Repeat the material below exactly, with no pictures.

Items from a dataset:
[Start]
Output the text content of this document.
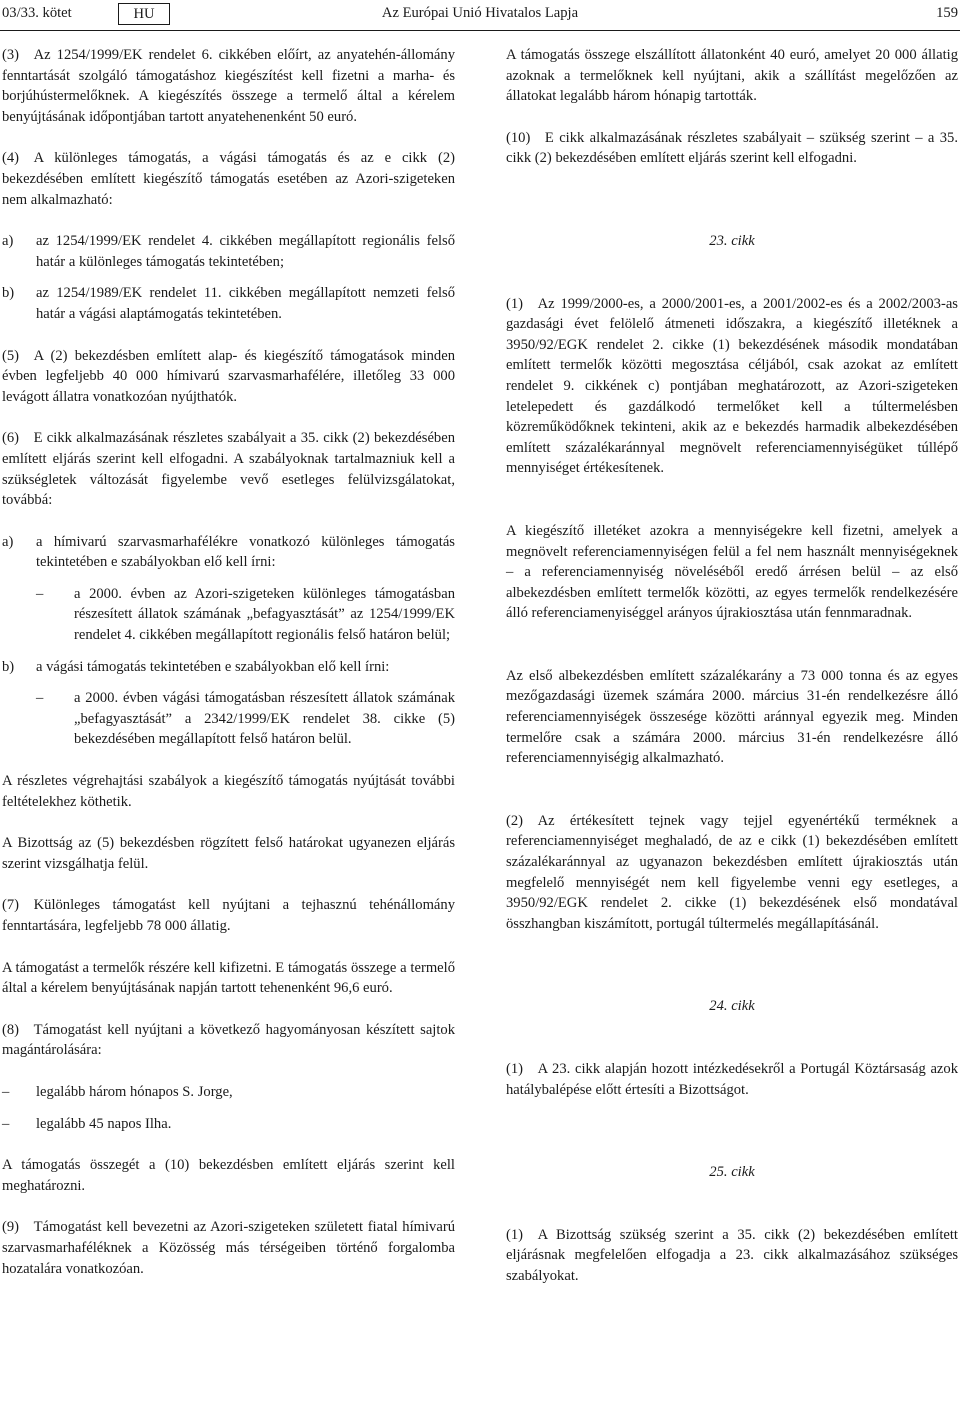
03/33. kötet	HU	Az Európai Unió Hivatalos Lapja	159

(3) Az 1254/1999/EK rendelet 6. cikkében előírt, az anyatehén-állomány fenntartását szolgáló támogatáshoz kiegészítést kell fizetni a marha- és borjúhústermelőknek. A kiegészítés összege a termelő által a kérelem benyújtásának időpontjában tartott anyatehenenként 50 euró.

(4) A különleges támogatás, a vágási támogatás és az e cikk (2) bekezdésében említett kiegészítő támogatás esetében az Azori-szigeteken nem alkalmazható:

a)	az 1254/1999/EK rendelet 4. cikkében megállapított regionális felső határ a különleges támogatás tekintetében;
b)	az 1254/1989/EK rendelet 11. cikkében megállapított nemzeti felső határ a vágási alaptámogatás tekintetében.

(5) A (2) bekezdésben említett alap- és kiegészítő támogatások minden évben legfeljebb 40 000 hímivarú szarvasmarhafélére, illetőleg 33 000 levágott állatra vonatkozóan nyújthatók.

(6) E cikk alkalmazásának részletes szabályait a 35. cikk (2) bekezdésében említett eljárás szerint kell elfogadni. A szabályoknak tartalmazniuk kell a szükségletek változását figyelembe vevő esetleges felülvizsgálatokat, továbbá:

a)	a hímivarú szarvasmarhafélékre vonatkozó különleges támogatás tekintetében e szabályokban elő kell írni:
–	a 2000. évben az Azori-szigeteken különleges támogatásban részesített állatok számának „befagyasztását” az 1254/1999/EK rendelet 4. cikkében megállapított regionális felső határon belül;
b)	a vágási támogatás tekintetében e szabályokban elő kell írni:
–	a 2000. évben vágási támogatásban részesített állatok számának „befagyasztását” a 2342/1999/EK rendelet 38. cikke (5) bekezdésében megállapított felső határon belül.

A részletes végrehajtási szabályok a kiegészítő támogatás nyújtását további feltételekhez köthetik.

A Bizottság az (5) bekezdésben rögzített felső határokat ugyanezen eljárás szerint vizsgálhatja felül.

(7) Különleges támogatást kell nyújtani a tejhasznú tehénállomány fenntartására, legfeljebb 78 000 állatig.

A támogatást a termelők részére kell kifizetni. E támogatás összege a termelő által a kérelem benyújtásának napján tartott tehenenként 96,6 euró.

(8) Támogatást kell nyújtani a következő hagyományosan készített sajtok magántárolására:

–	legalább három hónapos S. Jorge,
–	legalább 45 napos Ilha.

A támogatás összegét a (10) bekezdésben említett eljárás szerint kell meghatározni.

(9) Támogatást kell bevezetni az Azori-szigeteken született fiatal hímivarú szarvasmarhaféléknek a Közösség más térségeiben történő forgalomba hozatalára vonatkozóan.

A támogatás összege elszállított állatonként 40 euró, amelyet 20 000 állatig azoknak a termelőknek kell nyújtani, akik a szállítást megelőzően az állatokat legalább három hónapig tartották.

(10) E cikk alkalmazásának részletes szabályait – szükség szerint – a 35. cikk (2) bekezdésében említett eljárás szerint kell elfogadni.

23. cikk

(1) Az 1999/2000-es, a 2000/2001-es, a 2001/2002-es és a 2002/2003-as gazdasági évet felölelő átmeneti időszakra, a kiegészítő illetéknek a 3950/92/EGK rendelet 2. cikke (1) bekezdésének második mondatában említett termelők közötti megosztása céljából, csak azokat az említett rendelet 9. cikkének c) pontjában meghatározott, az Azori-szigeteken letelepedett és gazdálkodó termelőket kell a túltermelésben közreműködőknek tekinteni, akik az e bekezdés harmadik albekezdésében említett százalékaránnyal megnövelt referenciamennyiségüket túllépő mennyiséget értékesítenek.

A kiegészítő illetéket azokra a mennyiségekre kell fizetni, amelyek a megnövelt referenciamennyiségen felül a fel nem használt mennyiségeknek – a referenciamennyiség növeléséből eredő árrésen belül – az első albekezdésben említett termelők közötti, az egyes termelők rendelkezésére álló referenciamenyiséggel arányos újrakiosztása után fennmaradnak.

Az első albekezdésben említett százalékarány a 73 000 tonna és az egyes mezőgazdasági üzemek számára 2000. március 31-én rendelkezésre álló referenciamennyiségek összesége közötti aránnyal egyezik meg. Minden termelőre csak a számára 2000. március 31-én rendelkezésre álló referenciamennyiségig alkalmazható.

(2) Az értékesített tejnek vagy tejjel egyenértékű terméknek a referenciamennyiséget meghaladó, de az e cikk (1) bekezdésében említett százalékaránnyal az ugyanazon bekezdésben említett újrakiosztás után megfelelő mennyiségét nem kell figyelembe venni egy esetleges, a 3950/92/EGK rendelet 2. cikke (1) bekezdésének első mondatával összhangban kiszámított, portugál túltermelés megállapításánál.

24. cikk

(1) A 23. cikk alapján hozott intézkedésekről a Portugál Köztársaság azok hatálybalépése előtt értesíti a Bizottságot.

25. cikk

(1) A Bizottság szükség szerint a 35. cikk (2) bekezdésében említett eljárásnak megfelelően elfogadja a 23. cikk alkalmazásához szükséges szabályokat.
[End]
RESPONSE:
Output the text content of this document.
03/33. kötet	HU	Az Európai Unió Hivatalos Lapja	159

(3) Az 1254/1999/EK rendelet 6. cikkében előírt, az anyatehén-állomány fenntartását szolgáló támogatáshoz kiegészítést kell fizetni a marha- és borjúhústermelőknek. A kiegészítés összege a termelő által a kérelem benyújtásának időpontjában tartott anyatehenenként 50 euró.

(4) A különleges támogatás, a vágási támogatás és az e cikk (2) bekezdésében említett kiegészítő támogatás esetében az Azori-szigeteken nem alkalmazható:

a)	az 1254/1999/EK rendelet 4. cikkében megállapított regionális felső határ a különleges támogatás tekintetében;
b)	az 1254/1989/EK rendelet 11. cikkében megállapított nemzeti felső határ a vágási alaptámogatás tekintetében.

(5) A (2) bekezdésben említett alap- és kiegészítő támogatások minden évben legfeljebb 40 000 hímivarú szarvasmarhafélére, illetőleg 33 000 levágott állatra vonatkozóan nyújthatók.

(6) E cikk alkalmazásának részletes szabályait a 35. cikk (2) bekezdésében említett eljárás szerint kell elfogadni. A szabályoknak tartalmazniuk kell a szükségletek változását figyelembe vevő esetleges felülvizsgálatokat, továbbá:

a)	a hímivarú szarvasmarhafélékre vonatkozó különleges támogatás tekintetében e szabályokban elő kell írni:
–	a 2000. évben az Azori-szigeteken különleges támogatásban részesített állatok számának „befagyasztását” az 1254/1999/EK rendelet 4. cikkében megállapított regionális felső határon belül;
b)	a vágási támogatás tekintetében e szabályokban elő kell írni:
–	a 2000. évben vágási támogatásban részesített állatok számának „befagyasztását” a 2342/1999/EK rendelet 38. cikke (5) bekezdésében megállapított felső határon belül.

A részletes végrehajtási szabályok a kiegészítő támogatás nyújtását további feltételekhez köthetik.

A Bizottság az (5) bekezdésben rögzített felső határokat ugyanezen eljárás szerint vizsgálhatja felül.

(7) Különleges támogatást kell nyújtani a tejhasznú tehénállomány fenntartására, legfeljebb 78 000 állatig.

A támogatást a termelők részére kell kifizetni. E támogatás összege a termelő által a kérelem benyújtásának napján tartott tehenenként 96,6 euró.

(8) Támogatást kell nyújtani a következő hagyományosan készített sajtok magántárolására:

–	legalább három hónapos S. Jorge,
–	legalább 45 napos Ilha.

A támogatás összegét a (10) bekezdésben említett eljárás szerint kell meghatározni.

(9) Támogatást kell bevezetni az Azori-szigeteken született fiatal hímivarú szarvasmarhaféléknek a Közösség más térségeiben történő forgalomba hozatalára vonatkozóan.

A támogatás összege elszállított állatonként 40 euró, amelyet 20 000 állatig azoknak a termelőknek kell nyújtani, akik a szállítást megelőzően az állatokat legalább három hónapig tartották.

(10) E cikk alkalmazásának részletes szabályait – szükség szerint – a 35. cikk (2) bekezdésében említett eljárás szerint kell elfogadni.

23. cikk

(1) Az 1999/2000-es, a 2000/2001-es, a 2001/2002-es és a 2002/2003-as gazdasági évet felölelő átmeneti időszakra, a kiegészítő illetéknek a 3950/92/EGK rendelet 2. cikke (1) bekezdésének második mondatában említett termelők közötti megosztása céljából, csak azokat az említett rendelet 9. cikkének c) pontjában meghatározott, az Azori-szigeteken letelepedett és gazdálkodó termelőket kell a túltermelésben közreműködőknek tekinteni, akik az e bekezdés harmadik albekezdésében említett százalékaránnyal megnövelt referenciamennyiségüket túllépő mennyiséget értékesítenek.

A kiegészítő illetéket azokra a mennyiségekre kell fizetni, amelyek a megnövelt referenciamennyiségen felül a fel nem használt mennyiségeknek – a referenciamennyiség növeléséből eredő árrésen belül – az első albekezdésben említett termelők közötti, az egyes termelők rendelkezésére álló referenciamenyiséggel arányos újrakiosztása után fennmaradnak.

Az első albekezdésben említett százalékarány a 73 000 tonna és az egyes mezőgazdasági üzemek számára 2000. március 31-én rendelkezésre álló referenciamennyiségek összesége közötti aránnyal egyezik meg. Minden termelőre csak a számára 2000. március 31-én rendelkezésre álló referenciamennyiségig alkalmazható.

(2) Az értékesített tejnek vagy tejjel egyenértékű terméknek a referenciamennyiséget meghaladó, de az e cikk (1) bekezdésében említett százalékaránnyal az ugyanazon bekezdésben említett újrakiosztás után megfelelő mennyiségét nem kell figyelembe venni egy esetleges, a 3950/92/EGK rendelet 2. cikke (1) bekezdésének első mondatával összhangban kiszámított, portugál túltermelés megállapításánál.

24. cikk

(1) A 23. cikk alapján hozott intézkedésekről a Portugál Köztársaság azok hatálybalépése előtt értesíti a Bizottságot.

25. cikk

(1) A Bizottság szükség szerint a 35. cikk (2) bekezdésében említett eljárásnak megfelelően elfogadja a 23. cikk alkalmazásához szükséges szabályokat.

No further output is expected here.